---- Data shown
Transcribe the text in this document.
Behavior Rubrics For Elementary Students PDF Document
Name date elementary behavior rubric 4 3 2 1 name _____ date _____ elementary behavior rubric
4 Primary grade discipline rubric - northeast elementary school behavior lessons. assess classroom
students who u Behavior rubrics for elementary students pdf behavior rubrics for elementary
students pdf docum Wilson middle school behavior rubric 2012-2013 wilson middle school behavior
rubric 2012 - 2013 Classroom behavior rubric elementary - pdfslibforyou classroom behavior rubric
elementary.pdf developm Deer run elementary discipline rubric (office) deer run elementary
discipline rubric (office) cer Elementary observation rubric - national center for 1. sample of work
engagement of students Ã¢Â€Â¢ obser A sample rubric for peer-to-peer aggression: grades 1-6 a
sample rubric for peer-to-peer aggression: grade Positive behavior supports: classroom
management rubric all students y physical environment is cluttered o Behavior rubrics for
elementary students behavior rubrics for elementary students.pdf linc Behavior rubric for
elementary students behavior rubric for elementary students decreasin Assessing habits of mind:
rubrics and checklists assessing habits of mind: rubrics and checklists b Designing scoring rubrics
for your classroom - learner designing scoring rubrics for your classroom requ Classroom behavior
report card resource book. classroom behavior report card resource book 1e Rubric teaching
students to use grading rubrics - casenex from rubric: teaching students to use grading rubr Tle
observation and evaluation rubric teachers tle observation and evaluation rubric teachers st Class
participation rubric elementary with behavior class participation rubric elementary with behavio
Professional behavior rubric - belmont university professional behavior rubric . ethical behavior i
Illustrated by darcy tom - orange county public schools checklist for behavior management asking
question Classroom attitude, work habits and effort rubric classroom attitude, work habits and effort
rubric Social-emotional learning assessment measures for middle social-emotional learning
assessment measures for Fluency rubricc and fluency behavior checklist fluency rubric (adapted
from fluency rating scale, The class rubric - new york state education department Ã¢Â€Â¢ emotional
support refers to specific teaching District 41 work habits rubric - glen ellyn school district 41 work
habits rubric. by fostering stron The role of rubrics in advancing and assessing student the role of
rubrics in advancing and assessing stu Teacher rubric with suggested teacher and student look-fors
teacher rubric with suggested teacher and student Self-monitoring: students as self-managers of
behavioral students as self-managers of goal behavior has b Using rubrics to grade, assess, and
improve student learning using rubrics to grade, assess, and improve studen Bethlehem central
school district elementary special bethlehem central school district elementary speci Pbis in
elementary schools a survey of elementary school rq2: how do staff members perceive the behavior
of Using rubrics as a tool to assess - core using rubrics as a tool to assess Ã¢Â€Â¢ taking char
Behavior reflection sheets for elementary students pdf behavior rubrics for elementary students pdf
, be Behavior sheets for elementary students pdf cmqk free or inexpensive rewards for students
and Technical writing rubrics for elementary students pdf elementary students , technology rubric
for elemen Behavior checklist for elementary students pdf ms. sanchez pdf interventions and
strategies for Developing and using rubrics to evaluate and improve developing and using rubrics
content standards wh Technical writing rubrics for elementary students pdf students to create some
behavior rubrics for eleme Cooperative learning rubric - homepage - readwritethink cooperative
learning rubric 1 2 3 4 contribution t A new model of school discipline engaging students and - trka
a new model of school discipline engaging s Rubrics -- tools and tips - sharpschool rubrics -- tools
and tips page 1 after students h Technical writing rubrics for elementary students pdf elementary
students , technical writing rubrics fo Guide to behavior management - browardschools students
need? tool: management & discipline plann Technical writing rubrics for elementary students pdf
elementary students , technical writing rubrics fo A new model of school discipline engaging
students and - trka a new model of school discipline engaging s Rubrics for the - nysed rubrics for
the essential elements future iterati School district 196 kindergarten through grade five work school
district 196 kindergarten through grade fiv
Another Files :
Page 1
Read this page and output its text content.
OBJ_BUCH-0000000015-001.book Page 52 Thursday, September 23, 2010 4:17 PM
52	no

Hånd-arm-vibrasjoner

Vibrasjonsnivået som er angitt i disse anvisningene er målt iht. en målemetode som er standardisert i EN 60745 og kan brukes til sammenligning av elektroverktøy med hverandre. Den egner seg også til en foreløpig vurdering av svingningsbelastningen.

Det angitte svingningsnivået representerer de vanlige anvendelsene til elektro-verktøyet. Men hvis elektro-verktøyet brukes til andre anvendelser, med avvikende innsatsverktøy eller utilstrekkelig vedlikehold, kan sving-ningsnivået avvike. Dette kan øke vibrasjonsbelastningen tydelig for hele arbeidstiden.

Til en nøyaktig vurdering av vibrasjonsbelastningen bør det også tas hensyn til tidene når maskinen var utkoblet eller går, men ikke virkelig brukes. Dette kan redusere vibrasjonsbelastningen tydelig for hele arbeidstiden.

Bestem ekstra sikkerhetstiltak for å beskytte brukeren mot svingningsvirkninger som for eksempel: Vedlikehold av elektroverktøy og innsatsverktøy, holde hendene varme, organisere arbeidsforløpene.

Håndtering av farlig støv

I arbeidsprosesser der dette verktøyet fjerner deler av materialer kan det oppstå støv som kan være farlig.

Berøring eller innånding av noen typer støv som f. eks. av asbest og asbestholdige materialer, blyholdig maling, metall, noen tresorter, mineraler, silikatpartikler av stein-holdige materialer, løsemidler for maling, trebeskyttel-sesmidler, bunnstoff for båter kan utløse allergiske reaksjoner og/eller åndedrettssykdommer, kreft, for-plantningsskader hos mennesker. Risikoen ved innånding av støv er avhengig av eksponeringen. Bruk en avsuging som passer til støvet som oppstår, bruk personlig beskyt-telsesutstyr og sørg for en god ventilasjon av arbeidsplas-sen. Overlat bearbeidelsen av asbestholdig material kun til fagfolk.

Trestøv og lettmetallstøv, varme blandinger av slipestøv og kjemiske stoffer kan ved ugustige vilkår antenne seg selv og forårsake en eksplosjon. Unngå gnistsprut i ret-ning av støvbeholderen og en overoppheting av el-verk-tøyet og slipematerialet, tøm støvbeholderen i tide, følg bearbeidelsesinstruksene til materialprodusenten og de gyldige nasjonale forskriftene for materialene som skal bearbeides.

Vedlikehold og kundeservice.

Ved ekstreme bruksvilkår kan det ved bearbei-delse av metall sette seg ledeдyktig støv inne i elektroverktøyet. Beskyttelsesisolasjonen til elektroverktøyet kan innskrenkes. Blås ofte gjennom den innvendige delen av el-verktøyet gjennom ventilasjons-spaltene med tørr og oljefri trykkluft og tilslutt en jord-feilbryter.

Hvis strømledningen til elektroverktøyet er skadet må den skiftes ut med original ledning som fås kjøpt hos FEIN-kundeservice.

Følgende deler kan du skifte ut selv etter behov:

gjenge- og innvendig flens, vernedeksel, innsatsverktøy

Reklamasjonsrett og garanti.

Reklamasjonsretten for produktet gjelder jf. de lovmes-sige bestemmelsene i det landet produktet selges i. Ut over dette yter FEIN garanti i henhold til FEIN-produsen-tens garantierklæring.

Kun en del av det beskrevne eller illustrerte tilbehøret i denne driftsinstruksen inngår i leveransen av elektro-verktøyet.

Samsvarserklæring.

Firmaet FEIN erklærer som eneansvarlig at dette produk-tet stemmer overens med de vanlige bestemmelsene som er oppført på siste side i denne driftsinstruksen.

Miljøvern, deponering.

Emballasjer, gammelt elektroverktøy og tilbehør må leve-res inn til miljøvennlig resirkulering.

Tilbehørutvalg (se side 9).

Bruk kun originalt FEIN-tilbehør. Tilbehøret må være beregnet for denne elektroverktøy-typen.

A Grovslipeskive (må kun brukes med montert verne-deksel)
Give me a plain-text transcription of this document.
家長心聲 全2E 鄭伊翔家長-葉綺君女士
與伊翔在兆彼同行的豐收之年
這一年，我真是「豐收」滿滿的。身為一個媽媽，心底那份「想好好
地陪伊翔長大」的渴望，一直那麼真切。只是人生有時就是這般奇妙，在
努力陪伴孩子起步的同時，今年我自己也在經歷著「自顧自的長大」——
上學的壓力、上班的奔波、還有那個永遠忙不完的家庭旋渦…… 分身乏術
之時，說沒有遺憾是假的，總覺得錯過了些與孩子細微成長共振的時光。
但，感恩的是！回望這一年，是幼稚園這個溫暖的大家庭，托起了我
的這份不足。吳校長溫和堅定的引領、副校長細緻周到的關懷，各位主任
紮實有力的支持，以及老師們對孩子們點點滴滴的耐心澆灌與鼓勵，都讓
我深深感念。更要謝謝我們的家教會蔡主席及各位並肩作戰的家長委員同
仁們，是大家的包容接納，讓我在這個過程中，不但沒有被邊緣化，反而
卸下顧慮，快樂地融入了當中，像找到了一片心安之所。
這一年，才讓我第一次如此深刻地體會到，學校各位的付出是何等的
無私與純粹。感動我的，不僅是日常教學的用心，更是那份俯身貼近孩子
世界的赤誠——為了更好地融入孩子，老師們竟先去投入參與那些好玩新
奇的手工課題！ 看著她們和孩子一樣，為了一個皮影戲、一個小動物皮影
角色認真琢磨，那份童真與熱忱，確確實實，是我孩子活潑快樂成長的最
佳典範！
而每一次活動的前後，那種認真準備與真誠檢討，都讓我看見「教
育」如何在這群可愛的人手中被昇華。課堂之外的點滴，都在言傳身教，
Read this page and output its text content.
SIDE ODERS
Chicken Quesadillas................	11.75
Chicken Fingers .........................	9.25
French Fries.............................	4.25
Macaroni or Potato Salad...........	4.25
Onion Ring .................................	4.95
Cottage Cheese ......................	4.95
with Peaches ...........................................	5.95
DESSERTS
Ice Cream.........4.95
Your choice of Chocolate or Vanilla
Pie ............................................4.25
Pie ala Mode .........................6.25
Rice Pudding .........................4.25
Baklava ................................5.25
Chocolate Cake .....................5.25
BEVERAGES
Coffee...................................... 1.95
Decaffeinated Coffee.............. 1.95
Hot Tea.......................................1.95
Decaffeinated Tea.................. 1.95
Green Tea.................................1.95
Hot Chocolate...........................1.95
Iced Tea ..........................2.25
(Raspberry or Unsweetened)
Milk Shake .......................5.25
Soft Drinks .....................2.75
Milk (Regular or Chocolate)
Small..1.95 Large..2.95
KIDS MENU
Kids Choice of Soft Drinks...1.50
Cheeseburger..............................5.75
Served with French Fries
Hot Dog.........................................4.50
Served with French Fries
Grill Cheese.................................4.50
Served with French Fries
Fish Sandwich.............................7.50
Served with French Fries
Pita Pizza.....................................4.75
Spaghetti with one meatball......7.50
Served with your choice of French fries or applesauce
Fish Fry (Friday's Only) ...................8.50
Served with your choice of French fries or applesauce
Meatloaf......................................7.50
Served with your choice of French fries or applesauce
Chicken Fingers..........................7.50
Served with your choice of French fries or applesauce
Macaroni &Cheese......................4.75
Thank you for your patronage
--------
Stated problem:
Using the entries above, find all lines with "Macaroni". Copy them.

Exercise output:
Macaroni or Potato Salad...........	4.25
Macaroni &Cheese......................4.75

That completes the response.